EXERCISE: Scan the records for the word "относящихся". Copy each line that includes it.

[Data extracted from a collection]
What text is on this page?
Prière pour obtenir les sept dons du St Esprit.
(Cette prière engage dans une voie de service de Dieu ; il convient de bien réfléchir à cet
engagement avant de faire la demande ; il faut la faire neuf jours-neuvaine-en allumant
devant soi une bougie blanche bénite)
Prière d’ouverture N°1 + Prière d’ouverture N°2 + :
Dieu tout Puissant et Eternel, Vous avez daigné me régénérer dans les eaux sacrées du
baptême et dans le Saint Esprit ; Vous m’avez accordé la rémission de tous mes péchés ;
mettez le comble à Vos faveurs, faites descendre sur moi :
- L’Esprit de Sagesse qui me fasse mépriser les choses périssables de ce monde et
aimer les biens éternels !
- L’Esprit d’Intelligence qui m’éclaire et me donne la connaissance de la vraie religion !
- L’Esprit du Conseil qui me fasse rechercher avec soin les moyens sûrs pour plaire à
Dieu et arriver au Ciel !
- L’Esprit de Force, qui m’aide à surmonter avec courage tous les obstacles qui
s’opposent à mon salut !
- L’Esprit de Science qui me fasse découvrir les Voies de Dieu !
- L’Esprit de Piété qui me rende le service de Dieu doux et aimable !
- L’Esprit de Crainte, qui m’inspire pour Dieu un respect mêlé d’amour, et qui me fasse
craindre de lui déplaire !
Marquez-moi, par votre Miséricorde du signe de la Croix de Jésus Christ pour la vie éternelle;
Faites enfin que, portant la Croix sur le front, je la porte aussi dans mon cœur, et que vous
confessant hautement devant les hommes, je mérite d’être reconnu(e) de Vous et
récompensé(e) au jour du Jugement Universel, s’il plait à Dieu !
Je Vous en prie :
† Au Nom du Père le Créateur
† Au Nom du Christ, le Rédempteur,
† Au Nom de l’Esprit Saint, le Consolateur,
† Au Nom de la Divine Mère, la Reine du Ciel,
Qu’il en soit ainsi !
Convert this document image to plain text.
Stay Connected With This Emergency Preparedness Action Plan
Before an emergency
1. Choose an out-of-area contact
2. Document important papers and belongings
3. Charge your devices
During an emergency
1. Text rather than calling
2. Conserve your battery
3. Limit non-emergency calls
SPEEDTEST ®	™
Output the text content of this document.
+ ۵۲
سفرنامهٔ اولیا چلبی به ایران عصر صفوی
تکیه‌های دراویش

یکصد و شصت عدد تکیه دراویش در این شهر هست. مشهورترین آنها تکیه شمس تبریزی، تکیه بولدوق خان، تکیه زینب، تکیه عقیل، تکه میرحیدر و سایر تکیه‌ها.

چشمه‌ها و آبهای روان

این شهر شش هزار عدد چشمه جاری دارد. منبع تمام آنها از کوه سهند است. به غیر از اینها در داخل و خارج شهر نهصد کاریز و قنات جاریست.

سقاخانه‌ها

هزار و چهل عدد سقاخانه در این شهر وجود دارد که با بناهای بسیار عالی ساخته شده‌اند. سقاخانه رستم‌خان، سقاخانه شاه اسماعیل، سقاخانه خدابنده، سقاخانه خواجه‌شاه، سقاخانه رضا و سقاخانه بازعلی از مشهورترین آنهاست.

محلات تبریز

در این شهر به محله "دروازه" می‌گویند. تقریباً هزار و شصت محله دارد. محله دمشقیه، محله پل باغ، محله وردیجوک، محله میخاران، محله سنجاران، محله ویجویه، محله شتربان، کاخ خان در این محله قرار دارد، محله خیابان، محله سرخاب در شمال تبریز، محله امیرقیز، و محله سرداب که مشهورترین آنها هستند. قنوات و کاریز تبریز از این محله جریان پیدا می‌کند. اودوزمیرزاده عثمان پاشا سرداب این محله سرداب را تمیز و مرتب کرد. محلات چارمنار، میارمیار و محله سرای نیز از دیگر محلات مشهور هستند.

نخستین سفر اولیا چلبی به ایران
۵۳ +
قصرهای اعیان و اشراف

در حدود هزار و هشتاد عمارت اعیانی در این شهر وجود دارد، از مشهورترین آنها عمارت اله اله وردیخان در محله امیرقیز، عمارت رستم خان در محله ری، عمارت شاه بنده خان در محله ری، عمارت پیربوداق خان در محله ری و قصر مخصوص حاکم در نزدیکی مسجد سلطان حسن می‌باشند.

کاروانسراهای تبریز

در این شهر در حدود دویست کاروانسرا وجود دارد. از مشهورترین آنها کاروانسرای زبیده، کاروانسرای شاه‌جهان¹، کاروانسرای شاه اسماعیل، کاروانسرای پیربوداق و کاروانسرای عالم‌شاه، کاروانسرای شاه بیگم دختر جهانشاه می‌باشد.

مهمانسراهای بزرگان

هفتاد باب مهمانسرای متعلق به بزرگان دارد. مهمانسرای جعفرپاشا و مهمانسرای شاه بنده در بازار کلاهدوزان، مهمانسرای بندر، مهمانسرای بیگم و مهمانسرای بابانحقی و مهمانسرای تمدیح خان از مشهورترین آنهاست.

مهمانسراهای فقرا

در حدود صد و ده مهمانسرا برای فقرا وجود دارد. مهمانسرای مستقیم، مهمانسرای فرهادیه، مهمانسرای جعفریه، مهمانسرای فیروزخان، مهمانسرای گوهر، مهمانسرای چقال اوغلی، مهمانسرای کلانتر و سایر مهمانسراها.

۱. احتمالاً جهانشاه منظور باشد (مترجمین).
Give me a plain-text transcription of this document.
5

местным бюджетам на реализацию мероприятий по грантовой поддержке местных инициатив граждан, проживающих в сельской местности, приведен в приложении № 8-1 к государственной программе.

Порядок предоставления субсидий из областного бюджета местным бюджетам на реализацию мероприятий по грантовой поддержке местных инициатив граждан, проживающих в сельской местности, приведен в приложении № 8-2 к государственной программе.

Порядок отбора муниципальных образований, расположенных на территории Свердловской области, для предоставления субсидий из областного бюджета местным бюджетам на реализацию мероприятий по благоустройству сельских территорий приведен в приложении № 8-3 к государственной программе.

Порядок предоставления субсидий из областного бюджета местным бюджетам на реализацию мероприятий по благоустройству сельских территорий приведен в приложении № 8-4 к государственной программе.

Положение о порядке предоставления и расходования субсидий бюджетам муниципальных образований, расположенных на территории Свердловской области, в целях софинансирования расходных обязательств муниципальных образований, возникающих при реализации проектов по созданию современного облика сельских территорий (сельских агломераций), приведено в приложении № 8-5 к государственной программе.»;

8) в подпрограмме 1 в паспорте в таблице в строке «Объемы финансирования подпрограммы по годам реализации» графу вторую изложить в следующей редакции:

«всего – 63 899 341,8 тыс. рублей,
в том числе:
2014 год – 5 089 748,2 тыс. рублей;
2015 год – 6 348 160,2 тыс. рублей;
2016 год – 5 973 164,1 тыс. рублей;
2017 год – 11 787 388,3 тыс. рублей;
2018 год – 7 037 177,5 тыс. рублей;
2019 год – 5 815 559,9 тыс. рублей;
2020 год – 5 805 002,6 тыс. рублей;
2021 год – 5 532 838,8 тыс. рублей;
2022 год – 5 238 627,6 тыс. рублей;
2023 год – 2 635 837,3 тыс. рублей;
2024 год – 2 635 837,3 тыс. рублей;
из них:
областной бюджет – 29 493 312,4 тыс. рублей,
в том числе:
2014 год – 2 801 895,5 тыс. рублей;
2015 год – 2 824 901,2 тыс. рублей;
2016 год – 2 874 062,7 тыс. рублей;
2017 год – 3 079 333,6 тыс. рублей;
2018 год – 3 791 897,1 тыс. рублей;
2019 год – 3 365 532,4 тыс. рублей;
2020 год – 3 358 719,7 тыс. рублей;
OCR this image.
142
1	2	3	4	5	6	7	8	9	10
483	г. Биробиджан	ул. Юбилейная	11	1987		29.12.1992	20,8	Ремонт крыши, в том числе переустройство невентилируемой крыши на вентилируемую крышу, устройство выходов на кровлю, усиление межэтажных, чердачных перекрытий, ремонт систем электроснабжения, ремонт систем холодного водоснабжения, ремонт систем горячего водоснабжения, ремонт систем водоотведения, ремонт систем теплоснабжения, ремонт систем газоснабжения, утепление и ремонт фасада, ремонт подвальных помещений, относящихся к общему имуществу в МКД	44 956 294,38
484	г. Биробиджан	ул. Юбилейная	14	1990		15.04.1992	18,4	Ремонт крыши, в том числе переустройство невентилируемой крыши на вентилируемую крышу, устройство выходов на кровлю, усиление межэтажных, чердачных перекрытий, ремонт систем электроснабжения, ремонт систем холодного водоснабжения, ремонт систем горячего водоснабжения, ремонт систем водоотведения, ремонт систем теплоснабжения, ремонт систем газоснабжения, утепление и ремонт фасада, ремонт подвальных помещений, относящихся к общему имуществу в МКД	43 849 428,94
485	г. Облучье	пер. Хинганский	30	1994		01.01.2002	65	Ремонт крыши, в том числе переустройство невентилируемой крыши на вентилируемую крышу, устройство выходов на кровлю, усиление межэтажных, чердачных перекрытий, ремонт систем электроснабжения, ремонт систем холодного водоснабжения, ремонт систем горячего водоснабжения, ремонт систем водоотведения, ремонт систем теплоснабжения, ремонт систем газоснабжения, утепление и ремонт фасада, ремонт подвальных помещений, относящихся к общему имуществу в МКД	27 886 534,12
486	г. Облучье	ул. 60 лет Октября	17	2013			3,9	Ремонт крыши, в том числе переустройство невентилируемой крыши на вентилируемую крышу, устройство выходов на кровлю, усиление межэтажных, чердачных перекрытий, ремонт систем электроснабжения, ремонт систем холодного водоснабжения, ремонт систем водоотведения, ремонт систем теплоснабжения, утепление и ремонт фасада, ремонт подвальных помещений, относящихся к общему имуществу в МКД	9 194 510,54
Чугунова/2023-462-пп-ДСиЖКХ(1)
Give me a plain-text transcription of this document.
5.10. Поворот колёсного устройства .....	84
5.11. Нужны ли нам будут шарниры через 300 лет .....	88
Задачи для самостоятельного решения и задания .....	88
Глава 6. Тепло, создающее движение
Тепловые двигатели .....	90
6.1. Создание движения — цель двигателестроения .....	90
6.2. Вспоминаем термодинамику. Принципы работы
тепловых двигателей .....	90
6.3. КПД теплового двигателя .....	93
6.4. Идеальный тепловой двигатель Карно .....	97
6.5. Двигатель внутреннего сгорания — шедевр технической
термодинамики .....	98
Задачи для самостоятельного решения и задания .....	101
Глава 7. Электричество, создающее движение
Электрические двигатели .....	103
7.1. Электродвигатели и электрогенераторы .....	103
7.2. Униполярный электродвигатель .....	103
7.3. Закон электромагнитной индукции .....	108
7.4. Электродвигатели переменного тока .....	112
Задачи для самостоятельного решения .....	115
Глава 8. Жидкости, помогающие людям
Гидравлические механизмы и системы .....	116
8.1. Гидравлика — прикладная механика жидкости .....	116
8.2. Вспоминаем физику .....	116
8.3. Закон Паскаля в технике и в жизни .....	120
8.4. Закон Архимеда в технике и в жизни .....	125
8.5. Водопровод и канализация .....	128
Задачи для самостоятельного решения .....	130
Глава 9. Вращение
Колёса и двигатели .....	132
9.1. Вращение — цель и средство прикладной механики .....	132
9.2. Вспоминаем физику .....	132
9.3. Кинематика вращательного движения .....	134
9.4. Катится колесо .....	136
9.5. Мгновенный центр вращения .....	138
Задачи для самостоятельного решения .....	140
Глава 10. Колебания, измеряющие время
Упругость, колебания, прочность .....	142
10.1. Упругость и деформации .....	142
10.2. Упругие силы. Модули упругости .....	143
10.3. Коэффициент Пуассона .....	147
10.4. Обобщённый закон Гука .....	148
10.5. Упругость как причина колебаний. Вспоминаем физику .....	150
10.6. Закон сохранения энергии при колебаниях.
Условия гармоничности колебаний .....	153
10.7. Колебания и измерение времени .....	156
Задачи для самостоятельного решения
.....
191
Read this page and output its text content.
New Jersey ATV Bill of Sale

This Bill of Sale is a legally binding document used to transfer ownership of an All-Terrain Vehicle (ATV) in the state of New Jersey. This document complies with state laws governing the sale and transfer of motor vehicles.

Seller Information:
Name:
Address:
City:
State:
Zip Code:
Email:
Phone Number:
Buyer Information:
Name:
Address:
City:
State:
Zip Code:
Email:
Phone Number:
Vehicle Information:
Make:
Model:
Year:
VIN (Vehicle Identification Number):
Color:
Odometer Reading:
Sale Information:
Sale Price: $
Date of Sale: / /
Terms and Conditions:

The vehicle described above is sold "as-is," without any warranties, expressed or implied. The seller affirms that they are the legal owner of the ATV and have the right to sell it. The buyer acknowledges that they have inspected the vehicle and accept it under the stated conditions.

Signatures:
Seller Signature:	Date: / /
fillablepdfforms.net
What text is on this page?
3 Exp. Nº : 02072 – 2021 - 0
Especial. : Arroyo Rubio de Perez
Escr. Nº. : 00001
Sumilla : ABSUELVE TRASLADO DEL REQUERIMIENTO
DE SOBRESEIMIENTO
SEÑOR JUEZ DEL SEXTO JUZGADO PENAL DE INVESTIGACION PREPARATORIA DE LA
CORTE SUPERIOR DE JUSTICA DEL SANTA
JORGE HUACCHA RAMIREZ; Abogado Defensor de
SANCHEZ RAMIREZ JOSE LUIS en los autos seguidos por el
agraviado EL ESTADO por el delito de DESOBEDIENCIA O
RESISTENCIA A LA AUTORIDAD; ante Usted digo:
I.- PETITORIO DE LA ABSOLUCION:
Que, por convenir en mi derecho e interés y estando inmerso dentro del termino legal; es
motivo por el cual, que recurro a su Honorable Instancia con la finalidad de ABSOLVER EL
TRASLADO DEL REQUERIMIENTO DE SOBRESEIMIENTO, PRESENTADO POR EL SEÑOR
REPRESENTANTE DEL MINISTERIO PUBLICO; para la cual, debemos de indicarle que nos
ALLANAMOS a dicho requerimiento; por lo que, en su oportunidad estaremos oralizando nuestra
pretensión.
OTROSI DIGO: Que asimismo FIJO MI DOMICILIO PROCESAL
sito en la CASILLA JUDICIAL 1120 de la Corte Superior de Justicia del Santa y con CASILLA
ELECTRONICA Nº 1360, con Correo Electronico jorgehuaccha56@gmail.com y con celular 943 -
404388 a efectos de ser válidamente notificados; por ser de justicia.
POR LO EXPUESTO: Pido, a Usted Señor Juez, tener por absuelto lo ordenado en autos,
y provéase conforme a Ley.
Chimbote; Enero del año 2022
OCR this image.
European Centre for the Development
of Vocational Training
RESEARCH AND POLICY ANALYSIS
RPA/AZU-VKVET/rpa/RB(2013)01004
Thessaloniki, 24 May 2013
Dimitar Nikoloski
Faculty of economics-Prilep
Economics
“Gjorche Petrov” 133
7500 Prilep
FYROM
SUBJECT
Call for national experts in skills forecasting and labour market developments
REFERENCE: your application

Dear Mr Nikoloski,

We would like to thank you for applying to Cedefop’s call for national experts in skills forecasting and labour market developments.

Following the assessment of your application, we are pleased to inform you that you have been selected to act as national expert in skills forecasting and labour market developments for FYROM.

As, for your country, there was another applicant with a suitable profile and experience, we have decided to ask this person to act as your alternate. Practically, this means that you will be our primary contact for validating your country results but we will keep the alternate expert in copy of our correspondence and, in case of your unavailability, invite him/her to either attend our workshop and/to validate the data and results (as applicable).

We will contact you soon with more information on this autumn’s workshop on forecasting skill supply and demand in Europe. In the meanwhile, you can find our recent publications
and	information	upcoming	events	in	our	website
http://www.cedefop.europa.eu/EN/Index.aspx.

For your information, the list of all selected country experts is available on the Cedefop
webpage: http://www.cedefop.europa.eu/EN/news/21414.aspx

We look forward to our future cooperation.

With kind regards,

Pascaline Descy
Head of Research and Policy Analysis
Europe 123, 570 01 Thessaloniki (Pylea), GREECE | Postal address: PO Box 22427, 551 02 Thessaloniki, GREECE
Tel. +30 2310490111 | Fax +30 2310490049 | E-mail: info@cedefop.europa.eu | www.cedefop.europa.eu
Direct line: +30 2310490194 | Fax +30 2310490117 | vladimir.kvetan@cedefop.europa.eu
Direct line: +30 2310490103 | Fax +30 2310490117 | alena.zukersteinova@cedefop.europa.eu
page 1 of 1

FINAL RESULT:
483	г. Биробиджан	ул. Юбилейная	11	1987		29.12.1992	20,8	Ремонт крыши, в том числе переустройство невентилируемой крыши на вентилируемую крышу, устройство выходов на кровлю, усиление межэтажных, чердачных перекрытий, ремонт систем электроснабжения, ремонт систем холодного водоснабжения, ремонт систем горячего водоснабжения, ремонт систем водоотведения, ремонт систем теплоснабжения, ремонт систем газоснабжения, утепление и ремонт фасада, ремонт подвальных помещений, относящихся к общему имуществу в МКД	44 956 294,38
484	г. Биробиджан	ул. Юбилейная	14	1990		15.04.1992	18,4	Ремонт крыши, в том числе переустройство невентилируемой крыши на вентилируемую крышу, устройство выходов на кровлю, усиление межэтажных, чердачных перекрытий, ремонт систем электроснабжения, ремонт систем холодного водоснабжения, ремонт систем горячего водоснабжения, ремонт систем водоотведения, ремонт систем теплоснабжения, ремонт систем газоснабжения, утепление и ремонт фасада, ремонт подвальных помещений, относящихся к общему имуществу в МКД	43 849 428,94
485	г. Облучье	пер. Хинганский	30	1994		01.01.2002	65	Ремонт крыши, в том числе переустройство невентилируемой крыши на вентилируемую крышу, устройство выходов на кровлю, усиление межэтажных, чердачных перекрытий, ремонт систем электроснабжения, ремонт систем холодного водоснабжения, ремонт систем горячего водоснабжения, ремонт систем водоотведения, ремонт систем теплоснабжения, ремонт систем газоснабжения, утепление и ремонт фасада, ремонт подвальных помещений, относящихся к общему имуществу в МКД	27 886 534,12
486	г. Облучье	ул. 60 лет Октября	17	2013			3,9	Ремонт крыши, в том числе переустройство невентилируемой крыши на вентилируемую крышу, устройство выходов на кровлю, усиление межэтажных, чердачных перекрытий, ремонт систем электроснабжения, ремонт систем холодного водоснабжения, ремонт систем водоотведения, ремонт систем теплоснабжения, утепление и ремонт фасада, ремонт подвальных помещений, относящихся к общему имуществу в МКД	9 194 510,54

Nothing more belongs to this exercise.